Goal 1 >>
Answer these questions using the partition appeal text:
(a) What is the date of the order the appeal is directed against?
(b) On what date did the parties file an application to refer the dispute to arbitration?
(c) Which arbitrator was described as Sarpanch in the petition?

※ ※ ※

1. This appeal is directed by the plaintiffs of a partition suit against an order dated 6th February 1962, of the 1st Additional Subordinate Judge of Muza-ffarpur rejecting the objection to an award and refusing to set aside the same, under Section 30 of the Indian Arbitration Act, 1940. The concluding portion of the impugned order reads as follows :--
"Let a final decree be drawn up in terms of the award with the modification suggested above, that is to say, 2 bighas 15 dhurs which has been allotted to Laljhari Kuer (Ramjhari Kuer) by the arbitrators will be allotted to the Takhta of the plaintiffs. With this modification the award is confirmed. The award, map and barawarda with the aforesaid modification shall form part of the final decree. In view of the fact that I have modified a portion of the award there will be no order as to costs. The suit is disposed of accordingly."
2. The appellants and the respondents belonged to a joint Mitakshara family and the plaintiffs appellants instituted a suit for partition on the ground that defendant No. 1, Gokhul Prasad Sah (who died on 19th September, 1953 and in whose place his widow was substituted) refused the request of the plaintiffs for an amicable partition of the joint family assets and to give an account of the income and expenditure of the family assets. There were two sets of defendants and two sets of written statements were filed by them. On 10th April, 1954, the parties filed an application to refer the dispute to arbitration. On 21st July, 1954 the learned Subordinate Judge passed an order directing the office to send the papers to the umpire for submitting the award by 13th September, 1954 on filing the requisites at once. Probably, the word 'umpire' was used, because one of the two arbitrators appointed, namely, Babu Baijnath Prasad of Bairgania was described as Sarpanch and the other arbitrator, namely, Babu Ramchandra Prasad of Bairgania was described as Panch in the petition dated 10th April, 1954.

※ ※ ※

Goal 2 >>
In the part of the listing that opens with the line containing "disc-icon[interactable]: [330, 72, 347, 90]" and closes with the line containing "search-icon[interactable]: [491, 72, 508, 90]", swap "console-tab" for "bottom-tab". Write out only those lines, with nothing else changed.

Visual layout records
※ ※ ※

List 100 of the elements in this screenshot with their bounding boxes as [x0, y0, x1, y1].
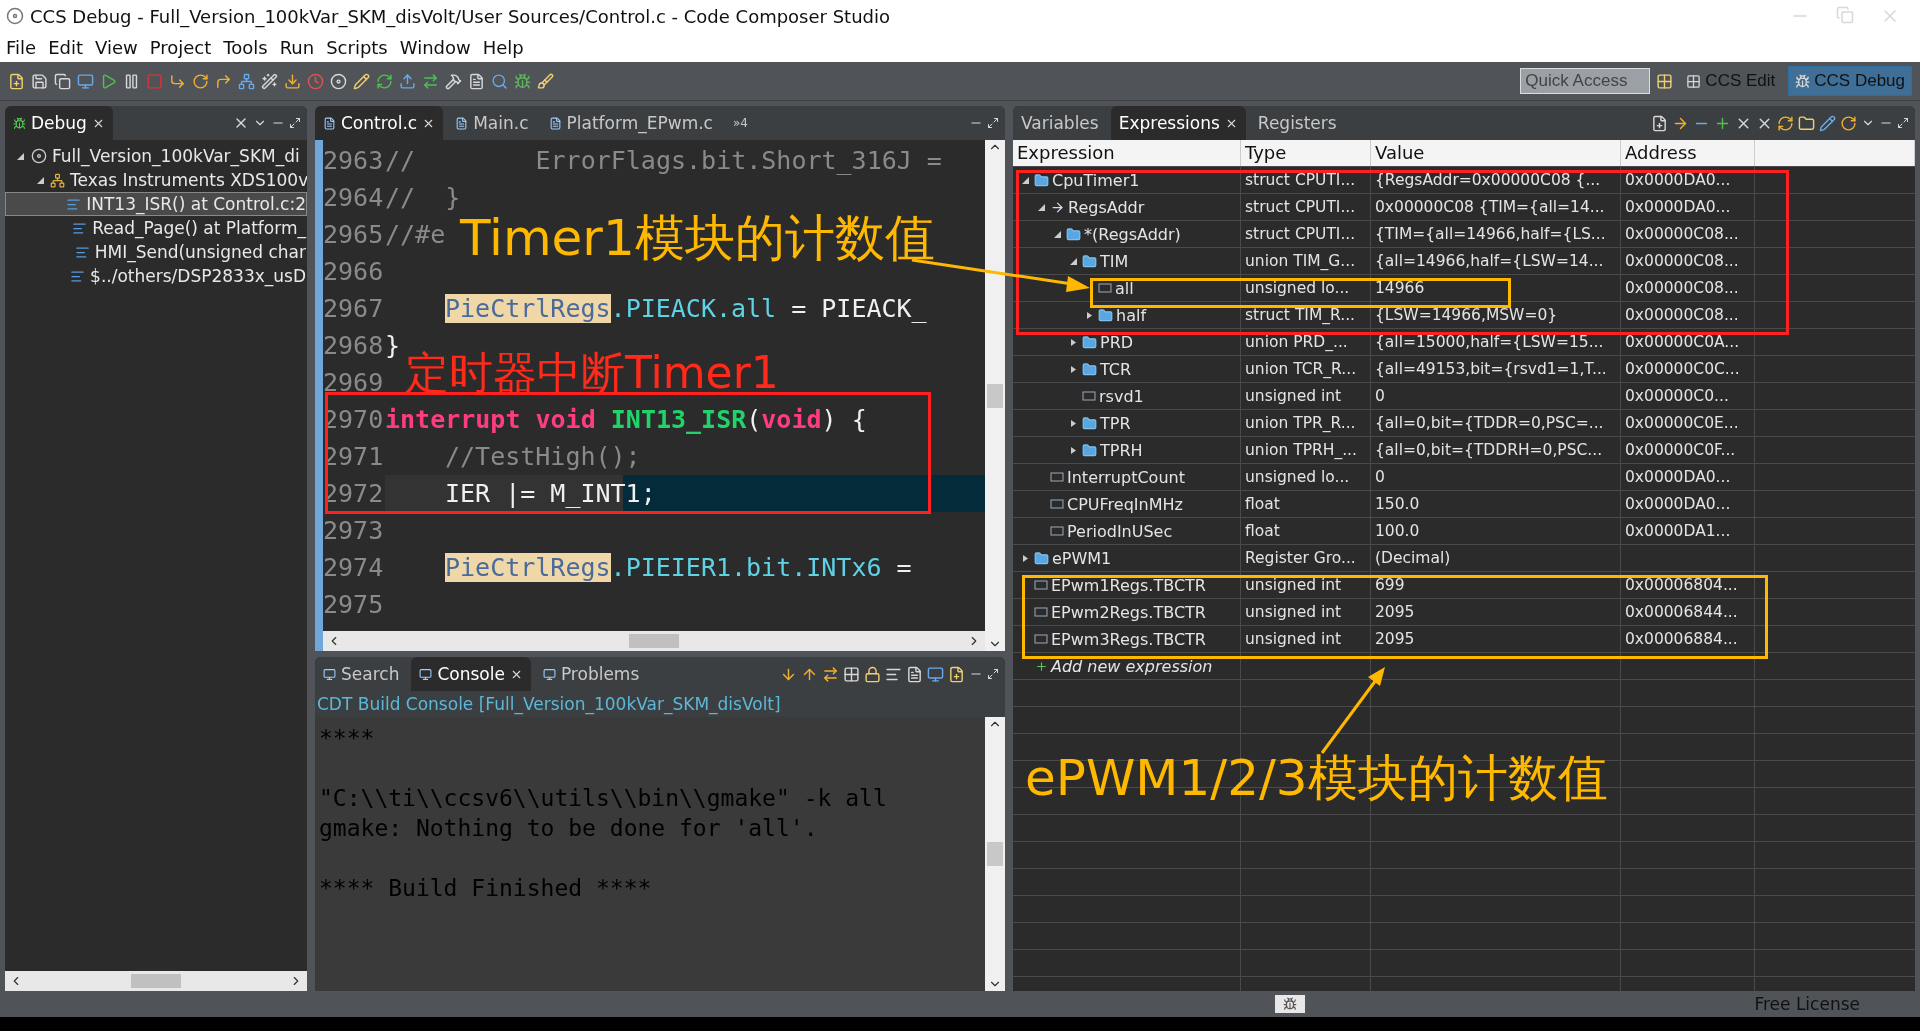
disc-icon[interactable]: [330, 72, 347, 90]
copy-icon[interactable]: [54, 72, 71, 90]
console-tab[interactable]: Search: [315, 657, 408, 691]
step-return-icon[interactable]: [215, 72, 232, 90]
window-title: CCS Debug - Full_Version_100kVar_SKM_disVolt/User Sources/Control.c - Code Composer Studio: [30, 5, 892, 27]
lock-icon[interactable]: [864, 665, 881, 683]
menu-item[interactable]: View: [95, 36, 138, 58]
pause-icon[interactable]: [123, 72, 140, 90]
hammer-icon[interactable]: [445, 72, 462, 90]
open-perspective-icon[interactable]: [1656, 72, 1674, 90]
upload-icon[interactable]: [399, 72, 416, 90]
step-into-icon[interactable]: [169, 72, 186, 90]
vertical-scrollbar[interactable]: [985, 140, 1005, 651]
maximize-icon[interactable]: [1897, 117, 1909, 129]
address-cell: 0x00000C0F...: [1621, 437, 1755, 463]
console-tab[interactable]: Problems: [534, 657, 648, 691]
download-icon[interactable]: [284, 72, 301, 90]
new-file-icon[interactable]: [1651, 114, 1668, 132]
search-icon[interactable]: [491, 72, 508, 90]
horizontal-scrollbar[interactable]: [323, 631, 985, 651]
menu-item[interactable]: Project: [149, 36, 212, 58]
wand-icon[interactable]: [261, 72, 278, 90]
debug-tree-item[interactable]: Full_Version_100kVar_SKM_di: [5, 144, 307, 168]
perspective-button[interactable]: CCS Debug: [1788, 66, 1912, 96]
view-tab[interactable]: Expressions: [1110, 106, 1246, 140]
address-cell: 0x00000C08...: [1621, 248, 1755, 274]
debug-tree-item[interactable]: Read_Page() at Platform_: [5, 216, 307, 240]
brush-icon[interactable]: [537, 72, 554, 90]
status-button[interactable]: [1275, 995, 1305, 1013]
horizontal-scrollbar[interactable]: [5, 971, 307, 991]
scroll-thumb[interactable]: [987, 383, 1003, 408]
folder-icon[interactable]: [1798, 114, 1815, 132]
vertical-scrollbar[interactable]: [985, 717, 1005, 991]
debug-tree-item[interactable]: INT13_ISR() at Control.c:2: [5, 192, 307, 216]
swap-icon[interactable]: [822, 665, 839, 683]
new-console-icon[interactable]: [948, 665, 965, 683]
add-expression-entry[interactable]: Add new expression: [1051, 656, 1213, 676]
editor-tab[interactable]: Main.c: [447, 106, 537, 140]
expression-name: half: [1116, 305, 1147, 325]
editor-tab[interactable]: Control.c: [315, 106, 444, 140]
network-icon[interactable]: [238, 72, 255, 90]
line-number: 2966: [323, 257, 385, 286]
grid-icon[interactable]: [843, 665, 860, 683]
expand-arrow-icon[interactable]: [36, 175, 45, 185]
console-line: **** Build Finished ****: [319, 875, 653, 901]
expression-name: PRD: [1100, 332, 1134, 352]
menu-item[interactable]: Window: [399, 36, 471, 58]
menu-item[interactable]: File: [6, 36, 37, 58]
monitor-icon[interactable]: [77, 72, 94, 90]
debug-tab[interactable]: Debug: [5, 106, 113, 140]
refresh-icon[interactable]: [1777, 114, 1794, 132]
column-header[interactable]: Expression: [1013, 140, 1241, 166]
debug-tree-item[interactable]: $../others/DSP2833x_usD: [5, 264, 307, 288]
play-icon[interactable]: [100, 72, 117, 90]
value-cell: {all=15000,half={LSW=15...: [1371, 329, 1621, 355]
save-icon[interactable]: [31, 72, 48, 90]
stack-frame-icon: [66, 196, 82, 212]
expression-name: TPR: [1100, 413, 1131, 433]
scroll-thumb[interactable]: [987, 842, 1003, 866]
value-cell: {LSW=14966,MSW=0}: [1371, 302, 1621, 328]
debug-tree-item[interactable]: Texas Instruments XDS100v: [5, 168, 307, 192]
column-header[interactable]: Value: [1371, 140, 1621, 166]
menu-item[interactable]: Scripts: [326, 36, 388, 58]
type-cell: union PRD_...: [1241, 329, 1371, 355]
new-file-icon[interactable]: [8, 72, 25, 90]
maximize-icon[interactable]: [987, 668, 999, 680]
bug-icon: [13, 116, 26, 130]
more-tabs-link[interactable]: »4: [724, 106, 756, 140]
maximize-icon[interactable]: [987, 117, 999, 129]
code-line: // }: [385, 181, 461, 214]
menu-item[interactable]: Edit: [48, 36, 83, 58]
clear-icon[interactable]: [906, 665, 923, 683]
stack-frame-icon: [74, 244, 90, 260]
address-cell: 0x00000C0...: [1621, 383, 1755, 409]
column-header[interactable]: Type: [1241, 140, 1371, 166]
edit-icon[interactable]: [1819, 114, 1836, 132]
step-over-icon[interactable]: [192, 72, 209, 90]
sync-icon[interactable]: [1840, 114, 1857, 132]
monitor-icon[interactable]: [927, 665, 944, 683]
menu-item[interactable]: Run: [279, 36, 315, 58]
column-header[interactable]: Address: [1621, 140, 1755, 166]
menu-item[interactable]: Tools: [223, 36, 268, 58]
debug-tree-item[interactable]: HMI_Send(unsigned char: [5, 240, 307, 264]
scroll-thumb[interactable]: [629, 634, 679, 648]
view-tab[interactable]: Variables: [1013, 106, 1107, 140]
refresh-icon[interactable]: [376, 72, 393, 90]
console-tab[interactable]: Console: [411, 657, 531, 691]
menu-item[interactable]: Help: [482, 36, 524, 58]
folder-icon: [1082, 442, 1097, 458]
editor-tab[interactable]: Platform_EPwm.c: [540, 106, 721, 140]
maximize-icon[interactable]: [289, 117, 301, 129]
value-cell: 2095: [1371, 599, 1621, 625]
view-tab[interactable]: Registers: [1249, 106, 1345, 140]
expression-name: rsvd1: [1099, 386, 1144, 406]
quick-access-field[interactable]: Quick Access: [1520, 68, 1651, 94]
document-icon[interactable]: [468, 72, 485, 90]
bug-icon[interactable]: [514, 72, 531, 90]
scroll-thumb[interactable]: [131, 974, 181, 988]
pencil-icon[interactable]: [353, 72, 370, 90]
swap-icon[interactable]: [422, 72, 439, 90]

※ ※ ※

Written solution 1 >>
(a) 6th February 1962
(b) 10th April, 1954
(c) Babu Baijnath Prasad of Bairgania

Written solution 2 >>
disc-icon[interactable]: [330, 72, 347, 90]
copy-icon[interactable]: [54, 72, 71, 90]
bottom-tab[interactable]: Search: [315, 657, 408, 691]
step-return-icon[interactable]: [215, 72, 232, 90]
window-title: CCS Debug - Full_Version_100kVar_SKM_disVolt/User Sources/Control.c - Code Composer Studio: [30, 5, 892, 27]
lock-icon[interactable]: [864, 665, 881, 683]
menu-item[interactable]: View: [95, 36, 138, 58]
pause-icon[interactable]: [123, 72, 140, 90]
hammer-icon[interactable]: [445, 72, 462, 90]
open-perspective-icon[interactable]: [1656, 72, 1674, 90]
upload-icon[interactable]: [399, 72, 416, 90]
step-into-icon[interactable]: [169, 72, 186, 90]
vertical-scrollbar[interactable]: [985, 140, 1005, 651]
maximize-icon[interactable]: [1897, 117, 1909, 129]
address-cell: 0x00000C0F...: [1621, 437, 1755, 463]
bottom-tab[interactable]: Problems: [534, 657, 648, 691]
download-icon[interactable]: [284, 72, 301, 90]
new-file-icon[interactable]: [1651, 114, 1668, 132]
search-icon[interactable]: [491, 72, 508, 90]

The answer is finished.